▶ _WHAT THIS TASK INVOLVES_
Copy out every line of the data exactly.
§ §
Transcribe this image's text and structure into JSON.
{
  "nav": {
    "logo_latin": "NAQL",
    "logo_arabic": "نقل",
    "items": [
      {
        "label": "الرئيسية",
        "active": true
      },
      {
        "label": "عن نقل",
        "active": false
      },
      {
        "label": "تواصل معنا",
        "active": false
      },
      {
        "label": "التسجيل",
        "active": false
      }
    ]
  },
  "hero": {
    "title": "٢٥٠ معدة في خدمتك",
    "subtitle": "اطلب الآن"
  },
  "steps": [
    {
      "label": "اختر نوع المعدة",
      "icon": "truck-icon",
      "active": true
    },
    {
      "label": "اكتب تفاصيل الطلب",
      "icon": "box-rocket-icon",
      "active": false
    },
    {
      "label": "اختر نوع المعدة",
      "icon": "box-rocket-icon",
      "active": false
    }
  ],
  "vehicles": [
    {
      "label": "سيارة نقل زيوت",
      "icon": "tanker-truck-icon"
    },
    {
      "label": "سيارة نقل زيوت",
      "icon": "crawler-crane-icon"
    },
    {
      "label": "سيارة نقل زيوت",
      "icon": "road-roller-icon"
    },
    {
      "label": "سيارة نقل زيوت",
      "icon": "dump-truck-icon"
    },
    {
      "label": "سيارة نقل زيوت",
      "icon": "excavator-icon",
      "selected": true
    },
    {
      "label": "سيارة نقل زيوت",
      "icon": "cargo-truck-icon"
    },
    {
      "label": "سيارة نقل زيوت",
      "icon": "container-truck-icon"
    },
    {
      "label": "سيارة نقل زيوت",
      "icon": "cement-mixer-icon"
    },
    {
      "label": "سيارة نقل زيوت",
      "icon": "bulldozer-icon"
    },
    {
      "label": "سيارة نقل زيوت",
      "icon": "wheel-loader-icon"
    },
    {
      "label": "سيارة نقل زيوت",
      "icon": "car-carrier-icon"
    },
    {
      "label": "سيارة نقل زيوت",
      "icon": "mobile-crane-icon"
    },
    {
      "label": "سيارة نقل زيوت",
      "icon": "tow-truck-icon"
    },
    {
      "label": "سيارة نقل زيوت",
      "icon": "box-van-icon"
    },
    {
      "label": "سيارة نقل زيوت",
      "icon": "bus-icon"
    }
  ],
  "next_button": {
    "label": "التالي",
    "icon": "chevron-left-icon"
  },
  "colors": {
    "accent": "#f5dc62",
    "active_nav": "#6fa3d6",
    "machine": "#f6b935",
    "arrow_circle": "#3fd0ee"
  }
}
§ §
▶ _RESULT OF THIS TASK_
Transcribe this image's text and structure into JSON.
{
  "nav": {
    "logo_latin": "NAQL",
    "logo_arabic": "نقل",
    "items": [
      {
        "label": "الرئيسية",
        "active": true
      },
      {
        "label": "عن نقل",
        "active": false
      },
      {
        "label": "تواصل معنا",
        "active": false
      },
      {
        "label": "التسجيل",
        "active": false
      }
    ]
  },
  "hero": {
    "title": "٢٥٠ معدة في خدمتك",
    "subtitle": "اطلب الآن"
  },
  "steps": [
    {
      "label": "اختر نوع المعدة",
      "icon": "truck-icon",
      "active": true
    },
    {
      "label": "اكتب تفاصيل الطلب",
      "icon": "box-rocket-icon",
      "active": false
    },
    {
      "label": "اختر نوع المعدة",
      "icon": "box-rocket-icon",
      "active": false
    }
  ],
  "vehicles": [
    {
      "label": "سيارة نقل زيوت",
      "icon": "tanker-truck-icon"
    },
    {
      "label": "سيارة نقل زيوت",
      "icon": "crawler-crane-icon"
    },
    {
      "label": "سيارة نقل زيوت",
      "icon": "road-roller-icon"
    },
    {
      "label": "سيارة نقل زيوت",
      "icon": "dump-truck-icon"
    },
    {
      "label": "سيارة نقل زيوت",
      "icon": "excavator-icon",
      "selected": true
    },
    {
      "label": "سيارة نقل زيوت",
      "icon": "cargo-truck-icon"
    },
    {
      "label": "سيارة نقل زيوت",
      "icon": "container-truck-icon"
    },
    {
      "label": "سيارة نقل زيوت",
      "icon": "cement-mixer-icon"
    },
    {
      "label": "سيارة نقل زيوت",
      "icon": "bulldozer-icon"
    },
    {
      "label": "سيارة نقل زيوت",
      "icon": "wheel-loader-icon"
    },
    {
      "label": "سيارة نقل زيوت",
      "icon": "car-carrier-icon"
    },
    {
      "label": "سيارة نقل زيوت",
      "icon": "mobile-crane-icon"
    },
    {
      "label": "سيارة نقل زيوت",
      "icon": "tow-truck-icon"
    },
    {
      "label": "سيارة نقل زيوت",
      "icon": "box-van-icon"
    },
    {
      "label": "سيارة نقل زيوت",
      "icon": "bus-icon"
    }
  ],
  "next_button": {
    "label": "التالي",
    "icon": "chevron-left-icon"
  },
  "colors": {
    "accent": "#f5dc62",
    "active_nav": "#6fa3d6",
    "machine": "#f6b935",
    "arrow_circle": "#3fd0ee"
  }
}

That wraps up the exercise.